Make an exact copy of all the material below, apart from the pictures.
>> Begin
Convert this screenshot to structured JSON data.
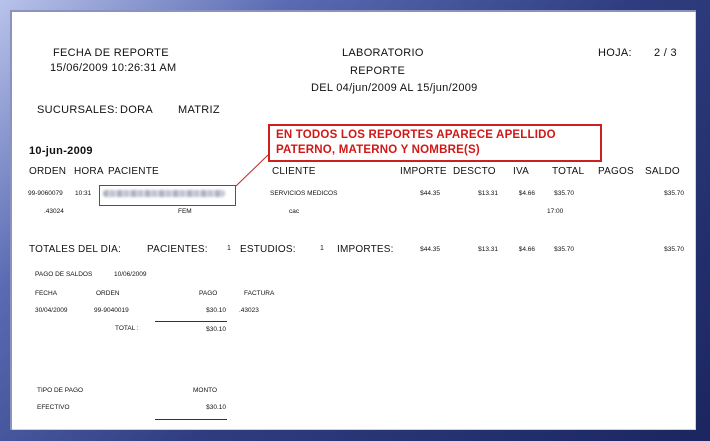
{
  "colors": {
    "frame": "#2f3d80",
    "callout": "#cc2020"
  },
  "header": {
    "fecha_label": "FECHA DE REPORTE",
    "fecha_value": "15/06/2009 10:26:31 AM",
    "lab": "LABORATORIO",
    "reporte": "REPORTE",
    "periodo": "DEL 04/jun/2009 AL 15/jun/2009",
    "hoja_label": "HOJA:",
    "hoja_value": "2 / 3"
  },
  "sucursales": {
    "label": "SUCURSALES:",
    "name": "DORA",
    "matriz": "MATRIZ"
  },
  "day": "10-jun-2009",
  "callout": {
    "line1": "EN TODOS LOS REPORTES APARECE APELLIDO",
    "line2": "PATERNO, MATERNO Y  NOMBRE(S)"
  },
  "columns": [
    "ORDEN",
    "HORA",
    "PACIENTE",
    "CLIENTE",
    "IMPORTE",
    "DESCTO",
    "IVA",
    "TOTAL",
    "PAGOS",
    "SALDO"
  ],
  "row": {
    "orden": "99-9060079",
    "hora": "10:31",
    "cliente": "SERVICIOS MEDICOS",
    "importe": "$44.35",
    "descto": "$13.31",
    "iva": "$4.66",
    "total": "$35.70",
    "saldo": "$35.70",
    "sub_id": ".43024",
    "sexo": "FEM",
    "sub_cliente": "cac",
    "hora_entrega": "17:00"
  },
  "totales": {
    "label": "TOTALES DEL DIA:",
    "pacientes_label": "PACIENTES:",
    "pacientes": "1",
    "estudios_label": "ESTUDIOS:",
    "estudios": "1",
    "importes_label": "IMPORTES:",
    "importe": "$44.35",
    "descto": "$13.31",
    "iva": "$4.66",
    "total": "$35.70",
    "saldo": "$35.70"
  },
  "pago_saldos": {
    "title": "PAGO DE SALDOS",
    "date": "10/06/2009",
    "headers": {
      "fecha": "FECHA",
      "orden": "ORDEN",
      "pago": "PAGO",
      "factura": "FACTURA"
    },
    "row": {
      "fecha": "30/04/2009",
      "orden": "99-9040019",
      "pago": "$30.10",
      "factura": ".43023"
    },
    "total_label": "TOTAL :",
    "total": "$30.10"
  },
  "tipo_pago": {
    "header": "TIPO DE PAGO",
    "monto_label": "MONTO",
    "efectivo": "EFECTIVO",
    "efectivo_monto": "$30.10"
  }
}
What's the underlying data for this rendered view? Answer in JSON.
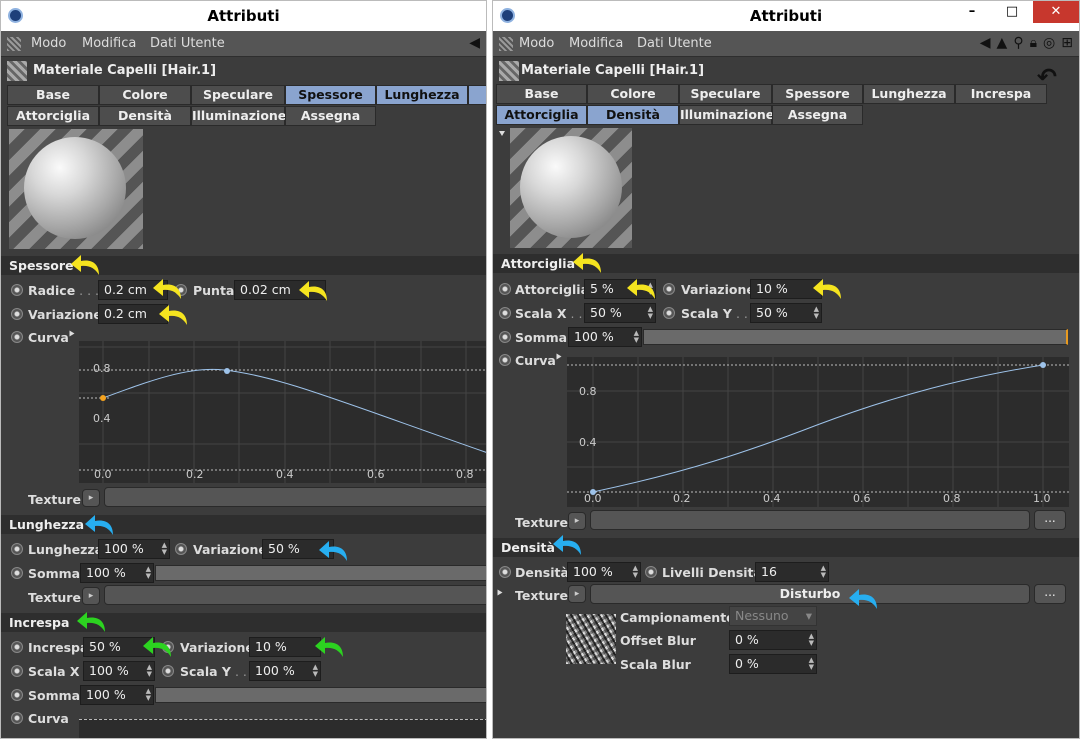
{
  "colors": {
    "yellow": "#f5e41f",
    "blue": "#27aef0",
    "green": "#2cd320",
    "tab_selected": "#8aa4cf",
    "curve": "#9ec3ea",
    "panel": "#3c3c3c"
  },
  "left": {
    "title": "Attributi",
    "menu": [
      "Modo",
      "Modifica",
      "Dati Utente"
    ],
    "object": "Materiale Capelli [Hair.1]",
    "tabs_row1": [
      "Base",
      "Colore",
      "Speculare",
      "Spessore",
      "Lunghezza"
    ],
    "tabs_row2": [
      "Attorciglia",
      "Densità",
      "Illuminazione",
      "Assegna"
    ],
    "selected_tabs": [
      "Spessore",
      "Lunghezza"
    ],
    "spessore": {
      "title": "Spessore",
      "radice_label": "Radice",
      "radice_dots": " . . .",
      "radice_value": "0.2 cm",
      "punta_label": "Punta",
      "punta_value": "0.02 cm",
      "variazione_label": "Variazione",
      "variazione_value": "0.2 cm",
      "curva_label": "Curva",
      "texture_label": "Texture"
    },
    "graph1": {
      "y_ticks": [
        "0.8",
        "0.4"
      ],
      "x_ticks": [
        "0.0",
        "0.2",
        "0.4",
        "0.6",
        "0.8"
      ]
    },
    "lunghezza": {
      "title": "Lunghezza",
      "lunghezza_label": "Lunghezza",
      "lunghezza_value": "100 %",
      "variazione_label": "Variazione",
      "variazione_value": "50 %",
      "somma_label": "Somma",
      "somma_value": "100 %",
      "texture_label": "Texture"
    },
    "increspa": {
      "title": "Increspa",
      "increspa_label": "Increspa",
      "increspa_value": "50 %",
      "variazione_label": "Variazione",
      "variazione_value": "10 %",
      "scalax_label": "Scala X",
      "scalax_value": "100 %",
      "scalay_label": "Scala Y",
      "scalay_dots": " . . .",
      "scalay_value": "100 %",
      "somma_label": "Somma",
      "somma_value": "100 %",
      "curva_label": "Curva"
    }
  },
  "right": {
    "title": "Attributi",
    "window_buttons": [
      "–",
      "□",
      "✕"
    ],
    "menu": [
      "Modo",
      "Modifica",
      "Dati Utente"
    ],
    "object": "Materiale Capelli [Hair.1]",
    "tabs_row1": [
      "Base",
      "Colore",
      "Speculare",
      "Spessore",
      "Lunghezza",
      "Increspa"
    ],
    "tabs_row2": [
      "Attorciglia",
      "Densità",
      "Illuminazione",
      "Assegna"
    ],
    "selected_tabs": [
      "Attorciglia",
      "Densità"
    ],
    "attorciglia": {
      "title": "Attorciglia",
      "attorciglia_label": "Attorciglia",
      "attorciglia_value": "5 %",
      "variazione_label": "Variazione",
      "variazione_value": "10 %",
      "scalax_label": "Scala X",
      "scalax_dots": " . . .",
      "scalax_value": "50 %",
      "scalay_label": "Scala Y",
      "scalay_dots": " . . .",
      "scalay_value": "50 %",
      "somma_label": "Somma",
      "somma_value": "100 %",
      "curva_label": "Curva",
      "texture_label": "Texture",
      "ellipsis": "..."
    },
    "graph2": {
      "y_ticks": [
        "0.8",
        "0.4"
      ],
      "x_ticks": [
        "0.0",
        "0.2",
        "0.4",
        "0.6",
        "0.8",
        "1.0"
      ]
    },
    "densita": {
      "title": "Densità",
      "densita_label": "Densità",
      "densita_value": "100 %",
      "livelli_label": "Livelli Densità",
      "livelli_value": "16",
      "texture_label": "Texture",
      "texture_value": "Disturbo",
      "ellipsis": "...",
      "campionamento_label": "Campionamento",
      "campionamento_value": "Nessuno",
      "offset_label": "Offset Blur",
      "offset_value": "0 %",
      "scala_label": "Scala Blur",
      "scala_value": "0 %"
    }
  }
}
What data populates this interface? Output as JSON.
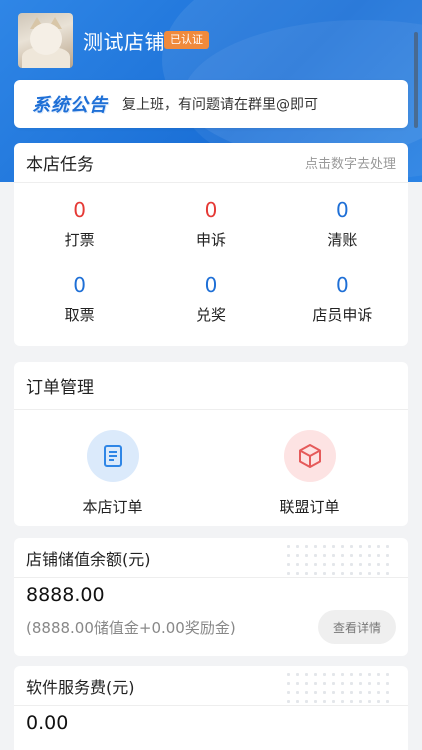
{
  "header": {
    "shop_name": "测试店铺",
    "verified_badge": "已认证",
    "colors": {
      "primary": "#1e6fd6",
      "badge": "#f08a3c"
    }
  },
  "notice": {
    "title": "系统公告",
    "text": "复上班，有问题请在群里@即可"
  },
  "tasks": {
    "title": "本店任务",
    "hint": "点击数字去处理",
    "items": [
      {
        "value": "0",
        "label": "打票",
        "color": "#e53935"
      },
      {
        "value": "0",
        "label": "申诉",
        "color": "#e53935"
      },
      {
        "value": "0",
        "label": "清账",
        "color": "#1e6fd6"
      },
      {
        "value": "0",
        "label": "取票",
        "color": "#1e6fd6"
      },
      {
        "value": "0",
        "label": "兑奖",
        "color": "#1e6fd6"
      },
      {
        "value": "0",
        "label": "店员申诉",
        "color": "#1e6fd6"
      }
    ]
  },
  "orders": {
    "title": "订单管理",
    "items": [
      {
        "label": "本店订单",
        "icon": "document-icon"
      },
      {
        "label": "联盟订单",
        "icon": "cube-icon"
      }
    ]
  },
  "balance": {
    "title": "店铺储值余额(元)",
    "amount": "8888.00",
    "detail": "(8888.00储值金+0.00奖励金)",
    "button": "查看详情"
  },
  "service_fee": {
    "title": "软件服务费(元)",
    "amount": "0.00"
  }
}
>> End
- **SOLUTION TO THIS EXERCISE**:
Convert this screenshot to structured JSON data.
{
  "colors": {
    "frame": "#2f3d80",
    "callout": "#cc2020"
  },
  "header": {
    "fecha_label": "FECHA DE REPORTE",
    "fecha_value": "15/06/2009 10:26:31 AM",
    "lab": "LABORATORIO",
    "reporte": "REPORTE",
    "periodo": "DEL 04/jun/2009 AL 15/jun/2009",
    "hoja_label": "HOJA:",
    "hoja_value": "2 / 3"
  },
  "sucursales": {
    "label": "SUCURSALES:",
    "name": "DORA",
    "matriz": "MATRIZ"
  },
  "day": "10-jun-2009",
  "callout": {
    "line1": "EN TODOS LOS REPORTES APARECE APELLIDO",
    "line2": "PATERNO, MATERNO Y  NOMBRE(S)"
  },
  "columns": [
    "ORDEN",
    "HORA",
    "PACIENTE",
    "CLIENTE",
    "IMPORTE",
    "DESCTO",
    "IVA",
    "TOTAL",
    "PAGOS",
    "SALDO"
  ],
  "row": {
    "orden": "99-9060079",
    "hora": "10:31",
    "cliente": "SERVICIOS MEDICOS",
    "importe": "$44.35",
    "descto": "$13.31",
    "iva": "$4.66",
    "total": "$35.70",
    "saldo": "$35.70",
    "sub_id": ".43024",
    "sexo": "FEM",
    "sub_cliente": "cac",
    "hora_entrega": "17:00"
  },
  "totales": {
    "label": "TOTALES DEL DIA:",
    "pacientes_label": "PACIENTES:",
    "pacientes": "1",
    "estudios_label": "ESTUDIOS:",
    "estudios": "1",
    "importes_label": "IMPORTES:",
    "importe": "$44.35",
    "descto": "$13.31",
    "iva": "$4.66",
    "total": "$35.70",
    "saldo": "$35.70"
  },
  "pago_saldos": {
    "title": "PAGO DE SALDOS",
    "date": "10/06/2009",
    "headers": {
      "fecha": "FECHA",
      "orden": "ORDEN",
      "pago": "PAGO",
      "factura": "FACTURA"
    },
    "row": {
      "fecha": "30/04/2009",
      "orden": "99-9040019",
      "pago": "$30.10",
      "factura": ".43023"
    },
    "total_label": "TOTAL :",
    "total": "$30.10"
  },
  "tipo_pago": {
    "header": "TIPO DE PAGO",
    "monto_label": "MONTO",
    "efectivo": "EFECTIVO",
    "efectivo_monto": "$30.10"
  }
}
What's the underlying data for this rendered view? Answer in JSON.
{
  "colors": {
    "yellow": "#f5e41f",
    "blue": "#27aef0",
    "green": "#2cd320",
    "tab_selected": "#8aa4cf",
    "curve": "#9ec3ea",
    "panel": "#3c3c3c"
  },
  "left": {
    "title": "Attributi",
    "menu": [
      "Modo",
      "Modifica",
      "Dati Utente"
    ],
    "object": "Materiale Capelli [Hair.1]",
    "tabs_row1": [
      "Base",
      "Colore",
      "Speculare",
      "Spessore",
      "Lunghezza"
    ],
    "tabs_row2": [
      "Attorciglia",
      "Densità",
      "Illuminazione",
      "Assegna"
    ],
    "selected_tabs": [
      "Spessore",
      "Lunghezza"
    ],
    "spessore": {
      "title": "Spessore",
      "radice_label": "Radice",
      "radice_dots": " . . .",
      "radice_value": "0.2 cm",
      "punta_label": "Punta",
      "punta_value": "0.02 cm",
      "variazione_label": "Variazione",
      "variazione_value": "0.2 cm",
      "curva_label": "Curva",
      "texture_label": "Texture"
    },
    "graph1": {
      "y_ticks": [
        "0.8",
        "0.4"
      ],
      "x_ticks": [
        "0.0",
        "0.2",
        "0.4",
        "0.6",
        "0.8"
      ]
    },
    "lunghezza": {
      "title": "Lunghezza",
      "lunghezza_label": "Lunghezza",
      "lunghezza_value": "100 %",
      "variazione_label": "Variazione",
      "variazione_value": "50 %",
      "somma_label": "Somma",
      "somma_value": "100 %",
      "texture_label": "Texture"
    },
    "increspa": {
      "title": "Increspa",
      "increspa_label": "Increspa",
      "increspa_value": "50 %",
      "variazione_label": "Variazione",
      "variazione_value": "10 %",
      "scalax_label": "Scala X",
      "scalax_value": "100 %",
      "scalay_label": "Scala Y",
      "scalay_dots": " . . .",
      "scalay_value": "100 %",
      "somma_label": "Somma",
      "somma_value": "100 %",
      "curva_label": "Curva"
    }
  },
  "right": {
    "title": "Attributi",
    "window_buttons": [
      "–",
      "□",
      "✕"
    ],
    "menu": [
      "Modo",
      "Modifica",
      "Dati Utente"
    ],
    "object": "Materiale Capelli [Hair.1]",
    "tabs_row1": [
      "Base",
      "Colore",
      "Speculare",
      "Spessore",
      "Lunghezza",
      "Increspa"
    ],
    "tabs_row2": [
      "Attorciglia",
      "Densità",
      "Illuminazione",
      "Assegna"
    ],
    "selected_tabs": [
      "Attorciglia",
      "Densità"
    ],
    "attorciglia": {
      "title": "Attorciglia",
      "attorciglia_label": "Attorciglia",
      "attorciglia_value": "5 %",
      "variazione_label": "Variazione",
      "variazione_value": "10 %",
      "scalax_label": "Scala X",
      "scalax_dots": " . . .",
      "scalax_value": "50 %",
      "scalay_label": "Scala Y",
      "scalay_dots": " . . .",
      "scalay_value": "50 %",
      "somma_label": "Somma",
      "somma_value": "100 %",
      "curva_label": "Curva",
      "texture_label": "Texture",
      "ellipsis": "..."
    },
    "graph2": {
      "y_ticks": [
        "0.8",
        "0.4"
      ],
      "x_ticks": [
        "0.0",
        "0.2",
        "0.4",
        "0.6",
        "0.8",
        "1.0"
      ]
    },
    "densita": {
      "title": "Densità",
      "densita_label": "Densità",
      "densita_value": "100 %",
      "livelli_label": "Livelli Densità",
      "livelli_value": "16",
      "texture_label": "Texture",
      "texture_value": "Disturbo",
      "ellipsis": "...",
      "campionamento_label": "Campionamento",
      "campionamento_value": "Nessuno",
      "offset_label": "Offset Blur",
      "offset_value": "0 %",
      "scala_label": "Scala Blur",
      "scala_value": "0 %"
    }
  }
}
What data populates this interface? Output as JSON.
{
  "header": {
    "shop_name": "测试店铺",
    "verified_badge": "已认证",
    "colors": {
      "primary": "#1e6fd6",
      "badge": "#f08a3c"
    }
  },
  "notice": {
    "title": "系统公告",
    "text": "复上班，有问题请在群里@即可"
  },
  "tasks": {
    "title": "本店任务",
    "hint": "点击数字去处理",
    "items": [
      {
        "value": "0",
        "label": "打票",
        "color": "#e53935"
      },
      {
        "value": "0",
        "label": "申诉",
        "color": "#e53935"
      },
      {
        "value": "0",
        "label": "清账",
        "color": "#1e6fd6"
      },
      {
        "value": "0",
        "label": "取票",
        "color": "#1e6fd6"
      },
      {
        "value": "0",
        "label": "兑奖",
        "color": "#1e6fd6"
      },
      {
        "value": "0",
        "label": "店员申诉",
        "color": "#1e6fd6"
      }
    ]
  },
  "orders": {
    "title": "订单管理",
    "items": [
      {
        "label": "本店订单",
        "icon": "document-icon"
      },
      {
        "label": "联盟订单",
        "icon": "cube-icon"
      }
    ]
  },
  "balance": {
    "title": "店铺储值余额(元)",
    "amount": "8888.00",
    "detail": "(8888.00储值金+0.00奖励金)",
    "button": "查看详情"
  },
  "service_fee": {
    "title": "软件服务费(元)",
    "amount": "0.00"
  }
}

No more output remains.